Collected data entries:
= = = = =

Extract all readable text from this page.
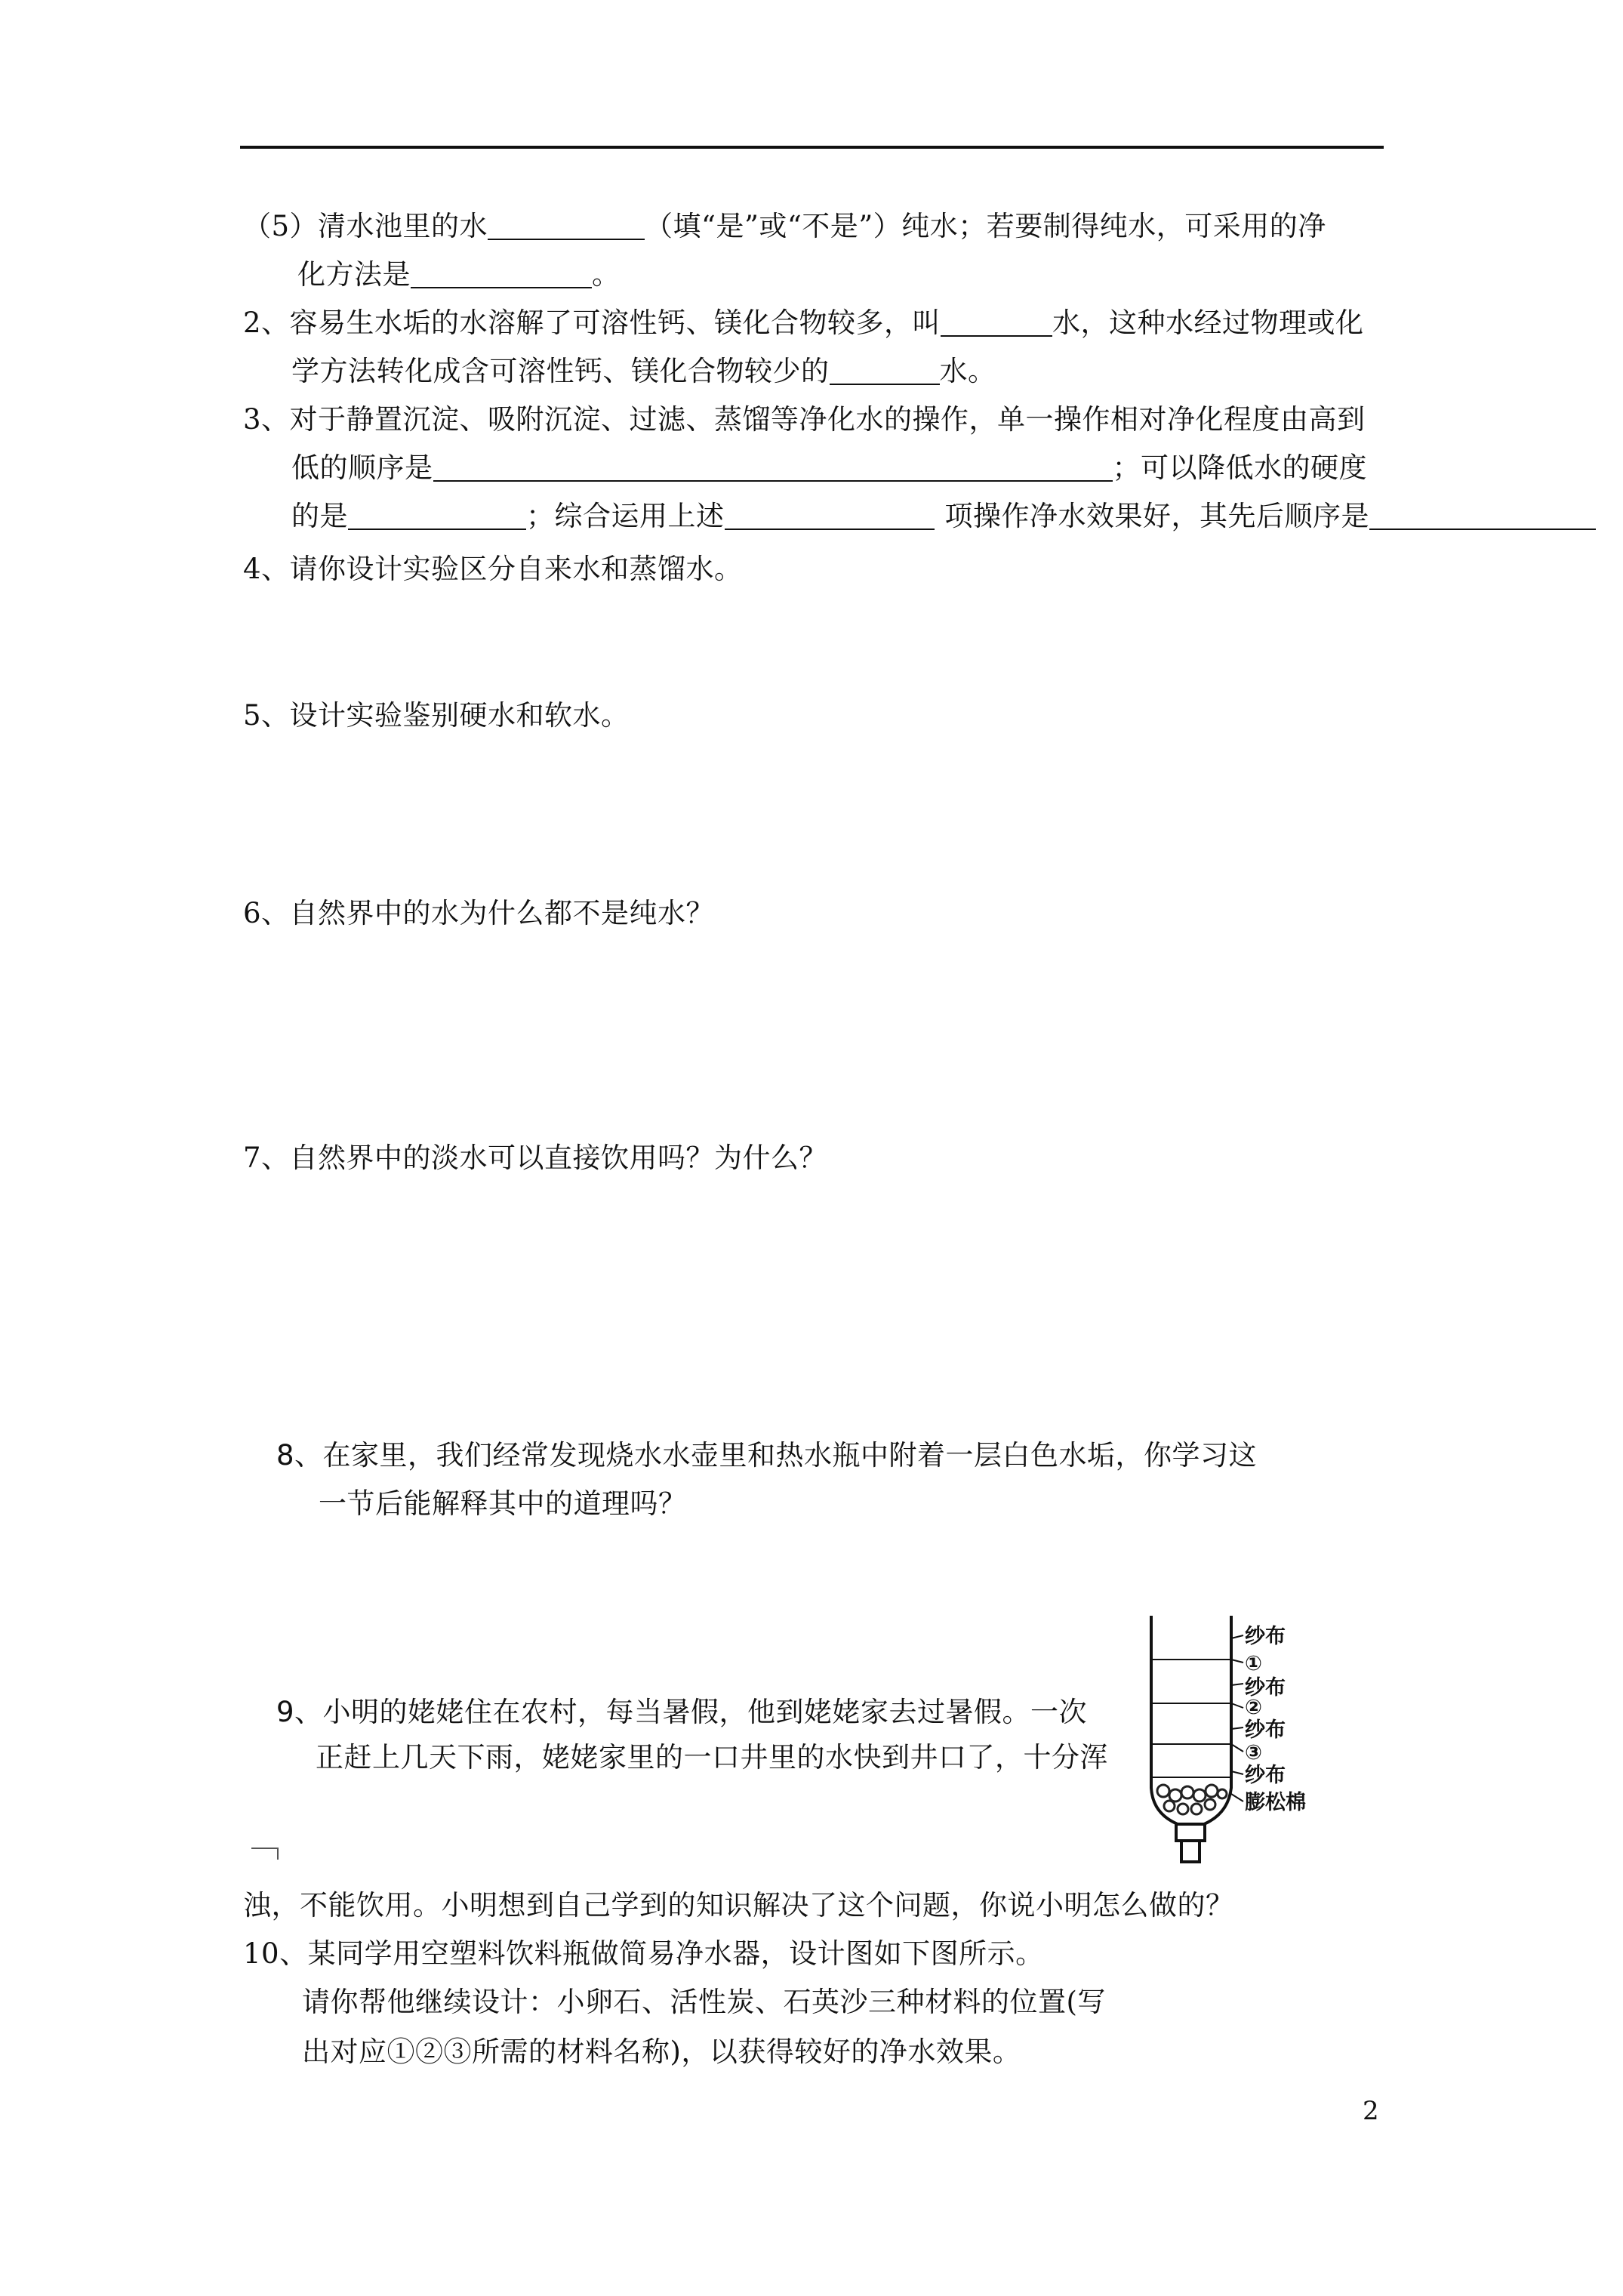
（5）清水池里的水	（填“是”或“不是”）纯水；若要制得纯水，可采用的净
化方法是	。
2、容易生水垢的水溶解了可溶性钙、镁化合物较多，叫	水，这种水经过物理或化
学方法转化成含可溶性钙、镁化合物较少的	水。
3、对于静置沉淀、吸附沉淀、过滤、蒸馏等净化水的操作，单一操作相对净化程度由高到
低的顺序是	；可以降低水的硬度
的是	；综合运用上述	项操作净水效果好，其先后顺序是
4、请你设计实验区分自来水和蒸馏水。
5、设计实验鉴别硬水和软水。
6、自然界中的水为什么都不是纯水？
7、自然界中的淡水可以直接饮用吗？为什么？
8、在家里，我们经常发现烧水水壶里和热水瓶中附着一层白色水垢，你学习这
一节后能解释其中的道理吗？
9、小明的姥姥住在农村，每当暑假，他到姥姥家去过暑假。一次
正赶上几天下雨，姥姥家里的一口井里的水快到井口了，十分浑
纱布
①
纱布
②
纱布
③
纱布
膨松棉
浊，不能饮用。小明想到自己学到的知识解决了这个问题，你说小明怎么做的？
10、某同学用空塑料饮料瓶做简易净水器，设计图如下图所示。
请你帮他继续设计：小卵石、活性炭、石英沙三种材料的位置(写
出对应①②③所需的材料名称)，以获得较好的净水效果。
2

= = = = =

= WRITTEN TASK =
All of the lines above should be printed exactly, minus the pictures.

= CORRECT OUTPUT =
Extract all readable text from this page.
（5）清水池里的水	（填“是”或“不是”）纯水；若要制得纯水，可采用的净
化方法是	。
2、容易生水垢的水溶解了可溶性钙、镁化合物较多，叫	水，这种水经过物理或化
学方法转化成含可溶性钙、镁化合物较少的	水。
3、对于静置沉淀、吸附沉淀、过滤、蒸馏等净化水的操作，单一操作相对净化程度由高到
低的顺序是	；可以降低水的硬度
的是	；综合运用上述	项操作净水效果好，其先后顺序是
4、请你设计实验区分自来水和蒸馏水。
5、设计实验鉴别硬水和软水。
6、自然界中的水为什么都不是纯水？
7、自然界中的淡水可以直接饮用吗？为什么？
8、在家里，我们经常发现烧水水壶里和热水瓶中附着一层白色水垢，你学习这
一节后能解释其中的道理吗？
9、小明的姥姥住在农村，每当暑假，他到姥姥家去过暑假。一次
正赶上几天下雨，姥姥家里的一口井里的水快到井口了，十分浑
纱布
①
纱布
②
纱布
③
纱布
膨松棉
浊，不能饮用。小明想到自己学到的知识解决了这个问题，你说小明怎么做的？
10、某同学用空塑料饮料瓶做简易净水器，设计图如下图所示。
请你帮他继续设计：小卵石、活性炭、石英沙三种材料的位置(写
出对应①②③所需的材料名称)，以获得较好的净水效果。
2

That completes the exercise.